## Begin Records supplied

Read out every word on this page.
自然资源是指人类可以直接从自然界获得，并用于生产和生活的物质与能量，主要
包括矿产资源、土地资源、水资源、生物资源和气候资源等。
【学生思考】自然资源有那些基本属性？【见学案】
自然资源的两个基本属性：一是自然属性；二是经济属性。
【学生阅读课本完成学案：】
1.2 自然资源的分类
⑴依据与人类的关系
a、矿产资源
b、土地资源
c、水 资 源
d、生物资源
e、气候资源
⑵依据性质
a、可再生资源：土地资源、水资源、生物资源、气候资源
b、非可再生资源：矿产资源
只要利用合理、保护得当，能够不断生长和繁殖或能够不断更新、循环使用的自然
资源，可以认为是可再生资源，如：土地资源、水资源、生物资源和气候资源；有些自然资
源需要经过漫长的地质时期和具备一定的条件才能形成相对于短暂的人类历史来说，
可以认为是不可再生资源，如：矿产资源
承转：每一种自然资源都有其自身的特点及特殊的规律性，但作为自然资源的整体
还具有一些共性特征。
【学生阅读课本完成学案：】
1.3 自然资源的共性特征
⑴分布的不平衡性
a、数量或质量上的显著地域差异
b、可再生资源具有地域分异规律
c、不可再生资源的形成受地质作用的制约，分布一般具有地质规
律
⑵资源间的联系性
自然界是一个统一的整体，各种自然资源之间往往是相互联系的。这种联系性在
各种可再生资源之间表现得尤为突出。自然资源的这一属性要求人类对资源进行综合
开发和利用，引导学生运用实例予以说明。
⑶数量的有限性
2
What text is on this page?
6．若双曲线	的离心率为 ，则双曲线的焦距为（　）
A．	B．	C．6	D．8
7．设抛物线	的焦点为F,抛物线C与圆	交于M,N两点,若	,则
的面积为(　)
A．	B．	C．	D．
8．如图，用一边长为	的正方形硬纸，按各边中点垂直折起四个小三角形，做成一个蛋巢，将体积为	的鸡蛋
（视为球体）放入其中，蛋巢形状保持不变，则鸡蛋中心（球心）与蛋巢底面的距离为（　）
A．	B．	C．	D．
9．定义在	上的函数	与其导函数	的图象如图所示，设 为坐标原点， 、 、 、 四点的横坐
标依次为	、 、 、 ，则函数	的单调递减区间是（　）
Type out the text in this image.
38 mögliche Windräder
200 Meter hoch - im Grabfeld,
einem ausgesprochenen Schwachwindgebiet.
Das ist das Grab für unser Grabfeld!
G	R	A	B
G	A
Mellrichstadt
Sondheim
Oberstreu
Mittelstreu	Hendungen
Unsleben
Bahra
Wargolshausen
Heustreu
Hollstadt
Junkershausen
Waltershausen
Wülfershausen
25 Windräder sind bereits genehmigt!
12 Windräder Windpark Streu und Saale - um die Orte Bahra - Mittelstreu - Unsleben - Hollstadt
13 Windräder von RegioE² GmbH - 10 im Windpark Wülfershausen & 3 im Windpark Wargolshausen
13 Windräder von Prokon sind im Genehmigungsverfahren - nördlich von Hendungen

## End Records supplied

§ **Work to do**: Locate the word "Hendungen" in the entries, and copy every line where it is found.

§ **Completed exercise**:
Mittelstreu	Hendungen
13 Windräder von Prokon sind im Genehmigungsverfahren - nördlich von Hendungen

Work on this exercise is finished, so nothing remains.